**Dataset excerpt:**

---*---

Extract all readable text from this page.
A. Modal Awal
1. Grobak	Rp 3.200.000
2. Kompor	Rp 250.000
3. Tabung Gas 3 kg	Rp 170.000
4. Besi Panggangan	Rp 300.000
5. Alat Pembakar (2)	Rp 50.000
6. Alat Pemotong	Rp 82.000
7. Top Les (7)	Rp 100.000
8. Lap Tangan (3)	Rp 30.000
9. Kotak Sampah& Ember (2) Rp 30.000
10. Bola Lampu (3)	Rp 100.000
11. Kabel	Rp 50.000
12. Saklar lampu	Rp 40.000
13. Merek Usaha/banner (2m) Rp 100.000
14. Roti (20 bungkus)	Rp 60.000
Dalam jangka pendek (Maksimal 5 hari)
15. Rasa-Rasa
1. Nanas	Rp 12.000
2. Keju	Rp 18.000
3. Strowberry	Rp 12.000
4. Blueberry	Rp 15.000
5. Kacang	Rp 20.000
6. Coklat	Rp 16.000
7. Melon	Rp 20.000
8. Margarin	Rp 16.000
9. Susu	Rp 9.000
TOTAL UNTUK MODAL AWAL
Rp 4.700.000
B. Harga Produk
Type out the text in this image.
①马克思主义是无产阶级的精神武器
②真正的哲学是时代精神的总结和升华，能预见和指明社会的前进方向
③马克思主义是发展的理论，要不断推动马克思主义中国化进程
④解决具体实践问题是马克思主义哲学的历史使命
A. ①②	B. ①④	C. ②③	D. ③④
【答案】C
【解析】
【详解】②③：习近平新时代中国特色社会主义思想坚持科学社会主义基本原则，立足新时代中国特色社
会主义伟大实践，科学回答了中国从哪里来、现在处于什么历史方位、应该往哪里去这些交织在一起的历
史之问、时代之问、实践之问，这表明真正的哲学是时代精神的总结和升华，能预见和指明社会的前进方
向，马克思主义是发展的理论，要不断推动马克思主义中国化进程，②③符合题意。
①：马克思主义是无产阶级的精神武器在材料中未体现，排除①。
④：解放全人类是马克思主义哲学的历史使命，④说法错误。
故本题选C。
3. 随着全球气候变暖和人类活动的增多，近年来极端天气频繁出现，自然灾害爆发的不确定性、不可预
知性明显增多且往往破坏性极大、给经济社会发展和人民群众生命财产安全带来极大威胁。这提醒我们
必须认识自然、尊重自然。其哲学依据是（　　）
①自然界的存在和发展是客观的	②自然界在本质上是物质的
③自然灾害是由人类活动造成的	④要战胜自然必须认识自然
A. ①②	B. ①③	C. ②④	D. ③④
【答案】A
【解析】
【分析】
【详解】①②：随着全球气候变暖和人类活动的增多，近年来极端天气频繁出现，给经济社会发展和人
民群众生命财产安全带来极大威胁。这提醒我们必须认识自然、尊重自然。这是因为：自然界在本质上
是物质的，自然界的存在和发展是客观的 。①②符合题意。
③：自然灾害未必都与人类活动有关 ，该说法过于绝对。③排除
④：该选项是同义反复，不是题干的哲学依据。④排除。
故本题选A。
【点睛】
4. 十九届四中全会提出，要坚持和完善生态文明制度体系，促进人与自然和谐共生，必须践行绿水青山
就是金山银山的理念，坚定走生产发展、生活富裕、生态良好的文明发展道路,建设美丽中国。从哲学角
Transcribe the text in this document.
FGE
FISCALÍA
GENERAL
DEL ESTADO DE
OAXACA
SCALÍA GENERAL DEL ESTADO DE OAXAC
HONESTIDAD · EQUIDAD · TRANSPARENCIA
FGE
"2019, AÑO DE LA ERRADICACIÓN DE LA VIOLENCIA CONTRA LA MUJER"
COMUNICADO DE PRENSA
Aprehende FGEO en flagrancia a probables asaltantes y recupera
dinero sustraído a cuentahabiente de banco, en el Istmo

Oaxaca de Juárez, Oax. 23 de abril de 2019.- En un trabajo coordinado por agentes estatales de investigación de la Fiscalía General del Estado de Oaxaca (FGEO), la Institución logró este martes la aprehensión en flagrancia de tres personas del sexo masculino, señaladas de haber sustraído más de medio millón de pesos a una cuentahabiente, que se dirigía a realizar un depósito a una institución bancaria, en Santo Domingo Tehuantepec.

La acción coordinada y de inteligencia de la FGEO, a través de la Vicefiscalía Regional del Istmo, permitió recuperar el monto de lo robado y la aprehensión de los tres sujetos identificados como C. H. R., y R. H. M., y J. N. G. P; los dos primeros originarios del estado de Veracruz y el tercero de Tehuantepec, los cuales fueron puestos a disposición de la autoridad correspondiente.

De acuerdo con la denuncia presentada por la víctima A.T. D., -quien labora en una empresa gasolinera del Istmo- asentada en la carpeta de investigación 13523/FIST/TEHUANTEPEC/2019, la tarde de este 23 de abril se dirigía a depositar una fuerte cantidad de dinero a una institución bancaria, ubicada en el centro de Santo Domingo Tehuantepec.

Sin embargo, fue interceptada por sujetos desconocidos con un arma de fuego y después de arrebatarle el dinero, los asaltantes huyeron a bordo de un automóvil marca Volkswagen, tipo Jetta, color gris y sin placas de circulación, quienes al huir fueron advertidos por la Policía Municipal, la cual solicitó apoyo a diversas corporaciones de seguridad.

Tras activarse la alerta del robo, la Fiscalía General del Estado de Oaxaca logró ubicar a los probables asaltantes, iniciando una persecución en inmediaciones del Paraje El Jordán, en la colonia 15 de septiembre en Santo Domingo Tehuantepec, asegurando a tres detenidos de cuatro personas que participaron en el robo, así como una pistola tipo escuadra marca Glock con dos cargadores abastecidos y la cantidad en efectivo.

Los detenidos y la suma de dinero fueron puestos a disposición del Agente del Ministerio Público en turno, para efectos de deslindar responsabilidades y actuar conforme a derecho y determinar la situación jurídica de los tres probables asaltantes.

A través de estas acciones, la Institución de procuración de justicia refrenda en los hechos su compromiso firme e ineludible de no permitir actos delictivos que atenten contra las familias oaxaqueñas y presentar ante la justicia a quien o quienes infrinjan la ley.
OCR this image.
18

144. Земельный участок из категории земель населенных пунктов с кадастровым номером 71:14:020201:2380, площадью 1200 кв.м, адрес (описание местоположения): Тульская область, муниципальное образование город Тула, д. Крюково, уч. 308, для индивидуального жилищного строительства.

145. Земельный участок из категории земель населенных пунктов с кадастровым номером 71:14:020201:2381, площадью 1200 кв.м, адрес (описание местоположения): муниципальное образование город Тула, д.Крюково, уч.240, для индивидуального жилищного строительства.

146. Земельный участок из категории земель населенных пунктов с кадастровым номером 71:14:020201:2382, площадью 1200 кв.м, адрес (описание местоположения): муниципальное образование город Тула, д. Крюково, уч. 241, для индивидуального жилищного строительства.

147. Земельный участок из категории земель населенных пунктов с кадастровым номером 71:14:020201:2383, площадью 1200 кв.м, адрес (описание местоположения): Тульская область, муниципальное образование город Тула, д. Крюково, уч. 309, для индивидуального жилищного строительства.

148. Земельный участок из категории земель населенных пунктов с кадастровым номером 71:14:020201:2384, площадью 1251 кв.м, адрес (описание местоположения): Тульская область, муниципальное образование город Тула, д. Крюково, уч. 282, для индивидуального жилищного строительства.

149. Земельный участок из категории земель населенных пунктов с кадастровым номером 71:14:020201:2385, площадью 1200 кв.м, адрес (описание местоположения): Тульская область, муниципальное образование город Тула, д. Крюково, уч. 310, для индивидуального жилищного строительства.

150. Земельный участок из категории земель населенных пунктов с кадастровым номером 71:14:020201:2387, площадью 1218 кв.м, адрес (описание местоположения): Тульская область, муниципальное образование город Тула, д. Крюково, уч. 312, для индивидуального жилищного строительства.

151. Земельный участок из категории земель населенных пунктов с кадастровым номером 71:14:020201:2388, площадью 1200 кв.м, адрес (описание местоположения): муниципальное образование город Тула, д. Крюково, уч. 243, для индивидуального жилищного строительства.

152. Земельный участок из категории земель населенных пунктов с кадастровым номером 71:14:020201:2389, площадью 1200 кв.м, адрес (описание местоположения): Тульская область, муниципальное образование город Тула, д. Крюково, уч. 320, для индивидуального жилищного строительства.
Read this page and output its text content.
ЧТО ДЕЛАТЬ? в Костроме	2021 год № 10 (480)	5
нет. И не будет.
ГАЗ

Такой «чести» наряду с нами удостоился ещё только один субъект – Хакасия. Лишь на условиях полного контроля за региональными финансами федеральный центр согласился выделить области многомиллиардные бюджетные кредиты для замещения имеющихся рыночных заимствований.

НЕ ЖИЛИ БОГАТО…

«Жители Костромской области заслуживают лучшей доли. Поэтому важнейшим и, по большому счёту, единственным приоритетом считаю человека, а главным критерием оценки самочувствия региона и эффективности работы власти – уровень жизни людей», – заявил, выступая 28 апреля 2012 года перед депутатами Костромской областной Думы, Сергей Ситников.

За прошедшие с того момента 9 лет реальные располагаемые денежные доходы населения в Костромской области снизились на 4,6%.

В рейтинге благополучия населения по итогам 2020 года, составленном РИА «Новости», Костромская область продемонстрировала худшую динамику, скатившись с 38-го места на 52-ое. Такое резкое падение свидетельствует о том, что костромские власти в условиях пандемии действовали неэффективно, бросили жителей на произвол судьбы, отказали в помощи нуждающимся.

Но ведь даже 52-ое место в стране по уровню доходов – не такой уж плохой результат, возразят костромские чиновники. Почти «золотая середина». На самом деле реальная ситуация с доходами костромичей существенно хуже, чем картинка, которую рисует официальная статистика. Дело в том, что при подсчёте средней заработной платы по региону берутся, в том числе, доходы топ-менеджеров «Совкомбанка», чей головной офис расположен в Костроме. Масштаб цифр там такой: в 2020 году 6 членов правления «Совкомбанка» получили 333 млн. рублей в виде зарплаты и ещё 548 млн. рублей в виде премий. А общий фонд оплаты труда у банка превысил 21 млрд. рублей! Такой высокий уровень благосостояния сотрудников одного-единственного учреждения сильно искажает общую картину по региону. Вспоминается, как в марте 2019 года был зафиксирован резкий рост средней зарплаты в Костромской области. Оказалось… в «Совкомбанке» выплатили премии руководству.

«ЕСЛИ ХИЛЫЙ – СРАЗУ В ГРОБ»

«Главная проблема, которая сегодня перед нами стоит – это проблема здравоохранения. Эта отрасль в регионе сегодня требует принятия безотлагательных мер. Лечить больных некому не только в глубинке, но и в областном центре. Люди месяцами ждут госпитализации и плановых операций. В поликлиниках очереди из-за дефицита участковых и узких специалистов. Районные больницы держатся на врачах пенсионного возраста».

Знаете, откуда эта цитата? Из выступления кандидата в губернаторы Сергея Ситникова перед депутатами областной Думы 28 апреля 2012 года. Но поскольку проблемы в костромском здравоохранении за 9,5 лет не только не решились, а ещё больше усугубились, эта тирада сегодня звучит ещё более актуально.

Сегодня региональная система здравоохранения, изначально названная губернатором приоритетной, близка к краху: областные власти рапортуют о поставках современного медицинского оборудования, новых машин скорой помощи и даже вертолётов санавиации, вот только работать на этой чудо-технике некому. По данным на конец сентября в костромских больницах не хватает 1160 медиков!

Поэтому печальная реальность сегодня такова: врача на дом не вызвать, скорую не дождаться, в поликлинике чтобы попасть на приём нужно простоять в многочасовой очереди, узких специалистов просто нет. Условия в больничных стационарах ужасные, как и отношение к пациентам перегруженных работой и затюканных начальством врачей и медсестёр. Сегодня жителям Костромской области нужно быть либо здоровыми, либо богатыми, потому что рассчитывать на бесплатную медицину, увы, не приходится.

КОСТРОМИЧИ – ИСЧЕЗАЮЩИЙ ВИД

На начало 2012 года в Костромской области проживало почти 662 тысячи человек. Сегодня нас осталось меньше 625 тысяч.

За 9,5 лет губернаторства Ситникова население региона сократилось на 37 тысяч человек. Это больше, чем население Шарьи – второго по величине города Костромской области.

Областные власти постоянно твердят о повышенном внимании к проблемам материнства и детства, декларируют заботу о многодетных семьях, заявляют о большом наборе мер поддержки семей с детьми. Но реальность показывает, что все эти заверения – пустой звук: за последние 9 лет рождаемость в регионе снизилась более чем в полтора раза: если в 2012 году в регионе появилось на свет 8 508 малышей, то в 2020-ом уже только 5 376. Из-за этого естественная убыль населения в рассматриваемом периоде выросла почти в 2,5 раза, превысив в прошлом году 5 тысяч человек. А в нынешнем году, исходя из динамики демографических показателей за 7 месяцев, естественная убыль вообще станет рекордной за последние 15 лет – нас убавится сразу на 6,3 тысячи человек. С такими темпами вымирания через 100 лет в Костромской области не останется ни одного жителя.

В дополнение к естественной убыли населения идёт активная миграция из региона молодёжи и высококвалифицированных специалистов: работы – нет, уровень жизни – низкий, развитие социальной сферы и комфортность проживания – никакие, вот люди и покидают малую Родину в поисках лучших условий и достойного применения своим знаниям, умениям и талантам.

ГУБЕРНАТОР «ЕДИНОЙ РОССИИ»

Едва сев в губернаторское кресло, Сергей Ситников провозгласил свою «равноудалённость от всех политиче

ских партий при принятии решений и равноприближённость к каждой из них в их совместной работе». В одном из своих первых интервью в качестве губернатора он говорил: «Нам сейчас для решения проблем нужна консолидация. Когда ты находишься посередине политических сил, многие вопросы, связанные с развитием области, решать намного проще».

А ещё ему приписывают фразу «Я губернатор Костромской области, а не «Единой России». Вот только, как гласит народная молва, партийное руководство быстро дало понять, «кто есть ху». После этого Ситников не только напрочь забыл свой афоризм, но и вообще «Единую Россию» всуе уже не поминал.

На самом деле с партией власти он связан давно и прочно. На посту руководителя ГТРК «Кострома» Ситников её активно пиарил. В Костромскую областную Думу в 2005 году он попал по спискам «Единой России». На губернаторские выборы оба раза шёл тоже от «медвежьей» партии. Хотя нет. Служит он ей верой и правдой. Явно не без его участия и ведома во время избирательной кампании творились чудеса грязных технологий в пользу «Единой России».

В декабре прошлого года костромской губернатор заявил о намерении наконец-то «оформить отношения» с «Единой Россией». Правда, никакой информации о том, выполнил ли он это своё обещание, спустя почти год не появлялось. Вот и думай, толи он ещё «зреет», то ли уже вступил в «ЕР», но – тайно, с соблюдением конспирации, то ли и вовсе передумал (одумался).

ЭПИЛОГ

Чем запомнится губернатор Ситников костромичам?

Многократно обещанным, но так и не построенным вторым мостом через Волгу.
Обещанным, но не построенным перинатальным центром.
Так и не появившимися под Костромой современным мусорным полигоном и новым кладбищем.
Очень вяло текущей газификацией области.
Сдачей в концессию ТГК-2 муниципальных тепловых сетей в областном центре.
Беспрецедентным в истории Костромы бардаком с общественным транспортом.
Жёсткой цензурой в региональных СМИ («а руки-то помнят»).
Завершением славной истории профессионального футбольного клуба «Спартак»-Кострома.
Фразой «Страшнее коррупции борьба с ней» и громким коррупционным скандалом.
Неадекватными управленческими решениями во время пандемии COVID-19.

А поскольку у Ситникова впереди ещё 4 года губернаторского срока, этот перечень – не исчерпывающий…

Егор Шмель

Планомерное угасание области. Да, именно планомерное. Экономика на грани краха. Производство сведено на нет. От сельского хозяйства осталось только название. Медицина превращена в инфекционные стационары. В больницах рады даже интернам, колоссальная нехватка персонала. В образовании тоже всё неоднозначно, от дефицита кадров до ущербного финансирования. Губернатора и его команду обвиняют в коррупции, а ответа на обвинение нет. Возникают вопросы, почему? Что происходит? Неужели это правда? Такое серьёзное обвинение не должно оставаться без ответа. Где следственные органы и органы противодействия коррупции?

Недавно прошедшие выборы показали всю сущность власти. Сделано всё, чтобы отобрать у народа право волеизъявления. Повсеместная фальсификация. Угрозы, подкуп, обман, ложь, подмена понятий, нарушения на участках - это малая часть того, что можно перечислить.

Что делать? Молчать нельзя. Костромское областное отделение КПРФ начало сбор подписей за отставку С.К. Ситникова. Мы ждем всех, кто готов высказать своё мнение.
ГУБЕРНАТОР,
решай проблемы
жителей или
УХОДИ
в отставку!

---*---

**Work instructions:** Go over the data above and copy every line that has the word "прошедшие" in it.

**Task solution:**
За прошедшие с того момента 9 лет реальные располагаемые денежные доходы населения в Костромской области снизились на 4,6%.
Недавно прошедшие выборы показали всю сущность власти. Сделано всё, чтобы отобрать у народа право волеизъявления. Повсеместная фальсификация. Угрозы, подкуп, обман, ложь, подмена понятий, нарушения на участках - это малая часть того, что можно перечислить.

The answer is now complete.